***** SOURCE DATA *****

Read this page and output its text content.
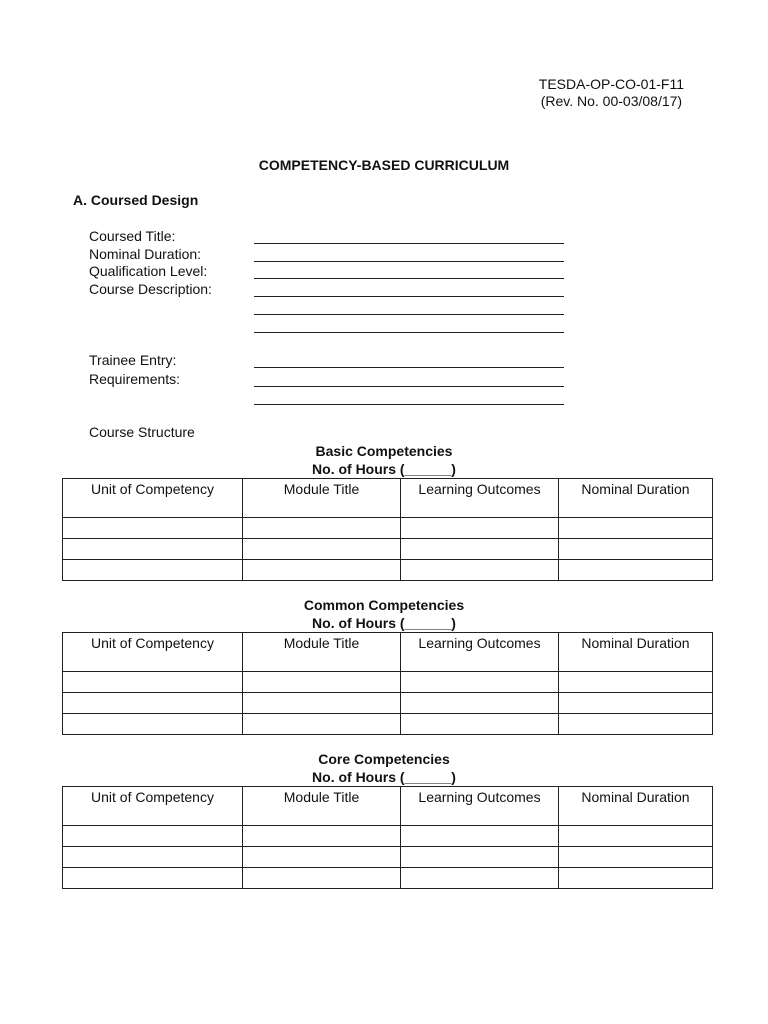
TESDA-OP-CO-01-F11
(Rev. No. 00-03/08/17)
COMPETENCY-BASED CURRICULUM
A. Coursed Design
Coursed Title:
Nominal Duration:
Qualification Level:
Course Description:
Trainee Entry:
Requirements:
Course Structure
Basic Competencies
No. of Hours (______)
Unit of Competency	Module Title	Learning Outcomes	Nominal Duration

Common Competencies
No. of Hours (______)
Unit of Competency	Module Title	Learning Outcomes	Nominal Duration

Core Competencies
No. of Hours (______)
Unit of Competency	Module Title	Learning Outcomes	Nominal Duration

*****

WHAT THE TASK ASKS:
Restate each line of the records exactly; pictures do not belong in the copy.

EXERCISE RESPONSE:
Read this page and output its text content.
TESDA-OP-CO-01-F11
(Rev. No. 00-03/08/17)
COMPETENCY-BASED CURRICULUM
A. Coursed Design
Coursed Title:
Nominal Duration:
Qualification Level:
Course Description:
Trainee Entry:
Requirements:
Course Structure
Basic Competencies
No. of Hours (______)
Unit of Competency	Module Title	Learning Outcomes	Nominal Duration

Common Competencies
No. of Hours (______)
Unit of Competency	Module Title	Learning Outcomes	Nominal Duration

Core Competencies
No. of Hours (______)
Unit of Competency	Module Title	Learning Outcomes	Nominal Duration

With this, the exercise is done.